Print each of the entries exactly, leaving nothing out.
<<<<
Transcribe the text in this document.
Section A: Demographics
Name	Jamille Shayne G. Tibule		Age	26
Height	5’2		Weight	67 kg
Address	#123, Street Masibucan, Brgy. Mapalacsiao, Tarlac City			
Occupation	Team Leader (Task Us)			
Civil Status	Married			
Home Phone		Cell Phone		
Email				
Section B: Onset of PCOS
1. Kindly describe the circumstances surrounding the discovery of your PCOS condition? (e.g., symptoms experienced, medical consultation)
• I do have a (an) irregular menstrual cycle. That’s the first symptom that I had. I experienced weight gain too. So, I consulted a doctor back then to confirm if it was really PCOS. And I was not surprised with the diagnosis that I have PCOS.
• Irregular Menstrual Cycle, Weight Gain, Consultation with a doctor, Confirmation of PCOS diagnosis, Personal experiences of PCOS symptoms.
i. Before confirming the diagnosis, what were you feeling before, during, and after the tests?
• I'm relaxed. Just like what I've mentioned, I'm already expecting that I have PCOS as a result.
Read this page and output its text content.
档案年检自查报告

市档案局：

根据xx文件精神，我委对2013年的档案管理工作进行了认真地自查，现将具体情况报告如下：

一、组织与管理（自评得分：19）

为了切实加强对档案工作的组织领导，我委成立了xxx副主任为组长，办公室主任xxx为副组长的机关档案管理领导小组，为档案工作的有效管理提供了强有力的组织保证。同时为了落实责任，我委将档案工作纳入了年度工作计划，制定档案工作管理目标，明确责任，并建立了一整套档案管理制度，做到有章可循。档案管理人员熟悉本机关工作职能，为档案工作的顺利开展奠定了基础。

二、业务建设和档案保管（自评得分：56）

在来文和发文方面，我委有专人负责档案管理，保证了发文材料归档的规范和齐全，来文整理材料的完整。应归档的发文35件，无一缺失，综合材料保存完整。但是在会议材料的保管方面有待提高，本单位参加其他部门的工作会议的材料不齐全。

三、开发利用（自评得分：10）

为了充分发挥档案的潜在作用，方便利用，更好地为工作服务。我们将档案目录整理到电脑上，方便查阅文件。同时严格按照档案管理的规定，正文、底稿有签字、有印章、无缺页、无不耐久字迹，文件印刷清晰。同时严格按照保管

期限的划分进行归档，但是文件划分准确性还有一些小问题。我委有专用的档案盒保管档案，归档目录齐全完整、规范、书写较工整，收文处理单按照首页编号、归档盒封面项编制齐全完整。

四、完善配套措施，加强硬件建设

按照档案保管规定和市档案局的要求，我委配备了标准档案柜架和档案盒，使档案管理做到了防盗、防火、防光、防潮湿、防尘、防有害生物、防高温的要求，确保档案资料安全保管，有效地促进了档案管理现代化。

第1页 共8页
>>>>
== The reply ==
Transcribe the text in this document.
Section A: Demographics
Name	Jamille Shayne G. Tibule		Age	26
Height	5’2		Weight	67 kg
Address	#123, Street Masibucan, Brgy. Mapalacsiao, Tarlac City			
Occupation	Team Leader (Task Us)			
Civil Status	Married			
Home Phone		Cell Phone		
Email				
Section B: Onset of PCOS
1. Kindly describe the circumstances surrounding the discovery of your PCOS condition? (e.g., symptoms experienced, medical consultation)
• I do have a (an) irregular menstrual cycle. That’s the first symptom that I had. I experienced weight gain too. So, I consulted a doctor back then to confirm if it was really PCOS. And I was not surprised with the diagnosis that I have PCOS.
• Irregular Menstrual Cycle, Weight Gain, Consultation with a doctor, Confirmation of PCOS diagnosis, Personal experiences of PCOS symptoms.
i. Before confirming the diagnosis, what were you feeling before, during, and after the tests?
• I'm relaxed. Just like what I've mentioned, I'm already expecting that I have PCOS as a result.
Read this page and output its text content.
档案年检自查报告

市档案局：

根据xx文件精神，我委对2013年的档案管理工作进行了认真地自查，现将具体情况报告如下：

一、组织与管理（自评得分：19）

为了切实加强对档案工作的组织领导，我委成立了xxx副主任为组长，办公室主任xxx为副组长的机关档案管理领导小组，为档案工作的有效管理提供了强有力的组织保证。同时为了落实责任，我委将档案工作纳入了年度工作计划，制定档案工作管理目标，明确责任，并建立了一整套档案管理制度，做到有章可循。档案管理人员熟悉本机关工作职能，为档案工作的顺利开展奠定了基础。

二、业务建设和档案保管（自评得分：56）

在来文和发文方面，我委有专人负责档案管理，保证了发文材料归档的规范和齐全，来文整理材料的完整。应归档的发文35件，无一缺失，综合材料保存完整。但是在会议材料的保管方面有待提高，本单位参加其他部门的工作会议的材料不齐全。

三、开发利用（自评得分：10）

为了充分发挥档案的潜在作用，方便利用，更好地为工作服务。我们将档案目录整理到电脑上，方便查阅文件。同时严格按照档案管理的规定，正文、底稿有签字、有印章、无缺页、无不耐久字迹，文件印刷清晰。同时严格按照保管

期限的划分进行归档，但是文件划分准确性还有一些小问题。我委有专用的档案盒保管档案，归档目录齐全完整、规范、书写较工整，收文处理单按照首页编号、归档盒封面项编制齐全完整。

四、完善配套措施，加强硬件建设

按照档案保管规定和市档案局的要求，我委配备了标准档案柜架和档案盒，使档案管理做到了防盗、防火、防光、防潮湿、防尘、防有害生物、防高温的要求，确保档案资料安全保管，有效地促进了档案管理现代化。

第1页 共8页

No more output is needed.